What is needed — Retype all material exactly. Pictures stay out of the copy.

Dataset records —

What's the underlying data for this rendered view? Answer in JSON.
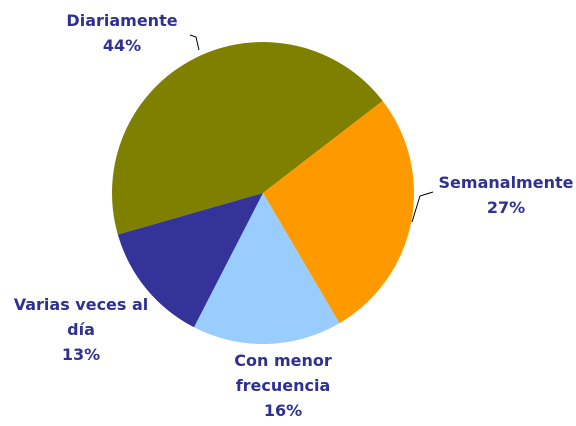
{
  "chart_data": {
    "type": "pie",
    "categories": [
      "Diariamente",
      "Semanalmente",
      "Con menor frecuencia",
      "Varias veces al día"
    ],
    "values": [
      44,
      27,
      16,
      13
    ],
    "value_labels": [
      "44%",
      "27%",
      "16%",
      "13%"
    ],
    "colors": [
      "#808000",
      "#FF9900",
      "#99CCFF",
      "#333399"
    ]
  }
}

Solution to this task —
What's the underlying data for this rendered view? Answer in JSON.
{
  "chart_data": {
    "type": "pie",
    "categories": [
      "Diariamente",
      "Semanalmente",
      "Con menor frecuencia",
      "Varias veces al día"
    ],
    "values": [
      44,
      27,
      16,
      13
    ],
    "value_labels": [
      "44%",
      "27%",
      "16%",
      "13%"
    ],
    "colors": [
      "#808000",
      "#FF9900",
      "#99CCFF",
      "#333399"
    ]
  }
}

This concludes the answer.